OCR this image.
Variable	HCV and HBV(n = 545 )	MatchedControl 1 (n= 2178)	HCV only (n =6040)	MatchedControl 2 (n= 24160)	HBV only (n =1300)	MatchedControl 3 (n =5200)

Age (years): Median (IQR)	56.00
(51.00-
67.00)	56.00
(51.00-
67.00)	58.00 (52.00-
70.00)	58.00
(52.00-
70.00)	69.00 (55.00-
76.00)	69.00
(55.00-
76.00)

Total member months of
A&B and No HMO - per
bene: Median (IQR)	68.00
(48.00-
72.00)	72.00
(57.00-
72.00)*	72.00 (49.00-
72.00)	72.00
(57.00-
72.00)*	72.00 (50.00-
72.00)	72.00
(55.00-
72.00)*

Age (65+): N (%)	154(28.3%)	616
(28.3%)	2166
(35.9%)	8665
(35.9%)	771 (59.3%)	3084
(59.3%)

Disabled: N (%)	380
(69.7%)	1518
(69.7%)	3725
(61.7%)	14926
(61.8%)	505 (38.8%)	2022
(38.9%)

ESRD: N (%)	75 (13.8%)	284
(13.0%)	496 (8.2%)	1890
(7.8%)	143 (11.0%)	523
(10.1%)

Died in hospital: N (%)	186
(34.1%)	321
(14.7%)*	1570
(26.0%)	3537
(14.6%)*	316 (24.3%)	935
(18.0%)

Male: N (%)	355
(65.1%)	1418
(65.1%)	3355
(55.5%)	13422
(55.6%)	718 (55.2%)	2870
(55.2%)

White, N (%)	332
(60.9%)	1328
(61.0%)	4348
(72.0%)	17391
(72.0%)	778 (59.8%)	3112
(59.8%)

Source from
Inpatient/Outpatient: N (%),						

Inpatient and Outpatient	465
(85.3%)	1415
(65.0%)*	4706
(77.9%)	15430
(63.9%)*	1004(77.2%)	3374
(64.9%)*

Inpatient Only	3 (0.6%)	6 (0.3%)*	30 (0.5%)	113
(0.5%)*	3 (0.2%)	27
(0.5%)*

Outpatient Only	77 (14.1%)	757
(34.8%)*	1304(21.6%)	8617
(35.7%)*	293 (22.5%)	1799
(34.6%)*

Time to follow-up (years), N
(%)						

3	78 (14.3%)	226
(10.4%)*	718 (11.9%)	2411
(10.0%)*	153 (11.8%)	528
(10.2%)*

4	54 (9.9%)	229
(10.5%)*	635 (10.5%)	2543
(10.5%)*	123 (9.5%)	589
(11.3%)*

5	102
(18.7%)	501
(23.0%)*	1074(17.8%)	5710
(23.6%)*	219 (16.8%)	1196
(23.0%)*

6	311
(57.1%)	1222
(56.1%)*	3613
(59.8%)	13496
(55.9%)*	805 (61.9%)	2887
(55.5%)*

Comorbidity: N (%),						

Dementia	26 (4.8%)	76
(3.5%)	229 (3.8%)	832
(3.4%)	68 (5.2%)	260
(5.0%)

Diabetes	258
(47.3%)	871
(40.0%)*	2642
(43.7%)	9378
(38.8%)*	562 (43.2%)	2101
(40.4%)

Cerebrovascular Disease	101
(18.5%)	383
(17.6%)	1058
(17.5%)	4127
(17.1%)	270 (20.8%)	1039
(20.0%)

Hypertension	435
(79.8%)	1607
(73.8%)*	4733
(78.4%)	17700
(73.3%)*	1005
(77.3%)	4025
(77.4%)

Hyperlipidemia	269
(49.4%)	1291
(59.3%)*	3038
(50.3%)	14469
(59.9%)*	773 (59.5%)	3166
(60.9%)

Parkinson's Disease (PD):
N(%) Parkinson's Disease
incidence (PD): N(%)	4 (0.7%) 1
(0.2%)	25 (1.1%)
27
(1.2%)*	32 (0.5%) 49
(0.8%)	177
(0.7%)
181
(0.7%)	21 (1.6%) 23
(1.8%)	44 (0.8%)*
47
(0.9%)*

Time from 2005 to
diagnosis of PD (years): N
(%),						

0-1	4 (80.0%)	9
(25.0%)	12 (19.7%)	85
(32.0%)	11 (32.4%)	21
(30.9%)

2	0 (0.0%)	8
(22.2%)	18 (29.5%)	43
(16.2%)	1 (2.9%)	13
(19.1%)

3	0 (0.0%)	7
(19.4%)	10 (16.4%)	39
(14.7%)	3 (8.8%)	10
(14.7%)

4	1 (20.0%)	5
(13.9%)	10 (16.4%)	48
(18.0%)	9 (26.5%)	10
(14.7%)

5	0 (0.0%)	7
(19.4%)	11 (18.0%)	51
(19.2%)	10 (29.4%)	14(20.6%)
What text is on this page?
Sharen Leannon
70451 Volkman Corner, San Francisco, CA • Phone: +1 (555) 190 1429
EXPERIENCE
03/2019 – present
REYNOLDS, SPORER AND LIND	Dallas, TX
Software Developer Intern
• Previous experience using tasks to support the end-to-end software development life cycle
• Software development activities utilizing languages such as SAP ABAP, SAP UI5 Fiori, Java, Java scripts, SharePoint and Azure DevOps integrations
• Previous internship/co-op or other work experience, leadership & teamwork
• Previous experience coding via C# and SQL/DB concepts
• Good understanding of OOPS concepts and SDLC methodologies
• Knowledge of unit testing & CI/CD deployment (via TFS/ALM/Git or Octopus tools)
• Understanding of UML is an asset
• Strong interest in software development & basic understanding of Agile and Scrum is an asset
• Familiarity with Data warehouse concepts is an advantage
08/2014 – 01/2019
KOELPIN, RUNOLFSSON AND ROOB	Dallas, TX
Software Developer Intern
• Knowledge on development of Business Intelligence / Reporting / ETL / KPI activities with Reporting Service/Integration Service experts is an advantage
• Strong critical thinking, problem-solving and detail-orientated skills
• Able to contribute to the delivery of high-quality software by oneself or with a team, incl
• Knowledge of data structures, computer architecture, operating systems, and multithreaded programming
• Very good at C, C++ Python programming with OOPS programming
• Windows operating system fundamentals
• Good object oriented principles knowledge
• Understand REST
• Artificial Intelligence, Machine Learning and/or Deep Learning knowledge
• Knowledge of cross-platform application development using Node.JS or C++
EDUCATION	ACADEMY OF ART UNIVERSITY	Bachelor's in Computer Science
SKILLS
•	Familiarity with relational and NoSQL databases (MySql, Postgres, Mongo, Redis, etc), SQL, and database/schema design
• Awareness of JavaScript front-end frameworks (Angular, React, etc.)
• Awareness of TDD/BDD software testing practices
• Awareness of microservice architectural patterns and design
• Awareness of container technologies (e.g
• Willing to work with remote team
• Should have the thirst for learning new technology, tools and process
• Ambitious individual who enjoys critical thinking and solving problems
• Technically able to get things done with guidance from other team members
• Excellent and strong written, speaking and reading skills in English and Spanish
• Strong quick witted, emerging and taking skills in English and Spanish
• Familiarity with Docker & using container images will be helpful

* * *

Your instructions: Scan the records above for the string "from", then select every line that holds it.

Written solution:
Source from
Time from 2005 to
• Technically able to get things done with guidance from other team members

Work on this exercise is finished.